# [Your objective]
Reproduce verbatim only the lines from the one containing "Give me the" through the last line below, both included.

# [Data listing]
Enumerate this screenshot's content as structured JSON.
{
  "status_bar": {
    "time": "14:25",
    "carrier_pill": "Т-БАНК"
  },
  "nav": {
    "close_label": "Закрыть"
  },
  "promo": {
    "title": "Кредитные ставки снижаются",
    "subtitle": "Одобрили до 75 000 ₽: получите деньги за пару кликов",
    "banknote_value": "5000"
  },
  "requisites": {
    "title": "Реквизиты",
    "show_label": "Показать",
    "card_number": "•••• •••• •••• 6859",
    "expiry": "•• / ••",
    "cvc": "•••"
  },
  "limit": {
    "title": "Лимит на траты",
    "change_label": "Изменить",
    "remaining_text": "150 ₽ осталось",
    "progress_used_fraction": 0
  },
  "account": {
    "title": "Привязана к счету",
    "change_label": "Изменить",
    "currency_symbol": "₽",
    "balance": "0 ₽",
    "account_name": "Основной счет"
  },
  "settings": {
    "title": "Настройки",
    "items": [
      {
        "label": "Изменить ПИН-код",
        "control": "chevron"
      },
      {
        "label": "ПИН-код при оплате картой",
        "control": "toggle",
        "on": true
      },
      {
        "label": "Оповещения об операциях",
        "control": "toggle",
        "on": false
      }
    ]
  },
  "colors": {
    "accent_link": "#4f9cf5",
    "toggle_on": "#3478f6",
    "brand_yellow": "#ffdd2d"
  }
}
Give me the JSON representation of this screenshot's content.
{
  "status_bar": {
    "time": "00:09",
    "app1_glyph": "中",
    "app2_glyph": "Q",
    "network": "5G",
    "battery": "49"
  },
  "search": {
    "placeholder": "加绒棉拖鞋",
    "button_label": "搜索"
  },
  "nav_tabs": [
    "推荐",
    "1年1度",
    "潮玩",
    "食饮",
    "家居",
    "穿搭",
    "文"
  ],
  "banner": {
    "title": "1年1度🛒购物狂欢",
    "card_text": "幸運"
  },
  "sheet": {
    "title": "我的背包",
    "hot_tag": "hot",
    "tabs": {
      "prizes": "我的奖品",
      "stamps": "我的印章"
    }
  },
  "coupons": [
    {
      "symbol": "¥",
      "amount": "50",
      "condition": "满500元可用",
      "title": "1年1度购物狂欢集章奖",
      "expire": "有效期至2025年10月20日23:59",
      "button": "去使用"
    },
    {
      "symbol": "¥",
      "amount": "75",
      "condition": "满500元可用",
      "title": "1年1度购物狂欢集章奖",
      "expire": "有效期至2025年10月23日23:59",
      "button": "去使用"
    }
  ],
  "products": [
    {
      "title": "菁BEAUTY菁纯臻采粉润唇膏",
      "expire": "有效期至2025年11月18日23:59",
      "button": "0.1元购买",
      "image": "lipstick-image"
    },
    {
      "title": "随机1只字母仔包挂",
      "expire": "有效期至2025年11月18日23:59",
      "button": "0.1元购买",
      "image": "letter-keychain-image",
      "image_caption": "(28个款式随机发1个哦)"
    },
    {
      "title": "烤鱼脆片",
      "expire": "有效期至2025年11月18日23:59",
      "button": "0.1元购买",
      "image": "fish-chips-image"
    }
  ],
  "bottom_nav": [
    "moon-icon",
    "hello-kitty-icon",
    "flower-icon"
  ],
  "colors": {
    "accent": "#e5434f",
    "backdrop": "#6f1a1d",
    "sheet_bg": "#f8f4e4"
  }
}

# [Full response]
Give me the JSON representation of this screenshot's content.
{
  "status_bar": {
    "time": "00:09",
    "app1_glyph": "中",
    "app2_glyph": "Q",
    "network": "5G",
    "battery": "49"
  },
  "search": {
    "placeholder": "加绒棉拖鞋",
    "button_label": "搜索"
  },
  "nav_tabs": [
    "推荐",
    "1年1度",
    "潮玩",
    "食饮",
    "家居",
    "穿搭",
    "文"
  ],
  "banner": {
    "title": "1年1度🛒购物狂欢",
    "card_text": "幸運"
  },
  "sheet": {
    "title": "我的背包",
    "hot_tag": "hot",
    "tabs": {
      "prizes": "我的奖品",
      "stamps": "我的印章"
    }
  },
  "coupons": [
    {
      "symbol": "¥",
      "amount": "50",
      "condition": "满500元可用",
      "title": "1年1度购物狂欢集章奖",
      "expire": "有效期至2025年10月20日23:59",
      "button": "去使用"
    },
    {
      "symbol": "¥",
      "amount": "75",
      "condition": "满500元可用",
      "title": "1年1度购物狂欢集章奖",
      "expire": "有效期至2025年10月23日23:59",
      "button": "去使用"
    }
  ],
  "products": [
    {
      "title": "菁BEAUTY菁纯臻采粉润唇膏",
      "expire": "有效期至2025年11月18日23:59",
      "button": "0.1元购买",
      "image": "lipstick-image"
    },
    {
      "title": "随机1只字母仔包挂",
      "expire": "有效期至2025年11月18日23:59",
      "button": "0.1元购买",
      "image": "letter-keychain-image",
      "image_caption": "(28个款式随机发1个哦)"
    },
    {
      "title": "烤鱼脆片",
      "expire": "有效期至2025年11月18日23:59",
      "button": "0.1元购买",
      "image": "fish-chips-image"
    }
  ],
  "bottom_nav": [
    "moon-icon",
    "hello-kitty-icon",
    "flower-icon"
  ],
  "colors": {
    "accent": "#e5434f",
    "backdrop": "#6f1a1d",
    "sheet_bg": "#f8f4e4"
  }
}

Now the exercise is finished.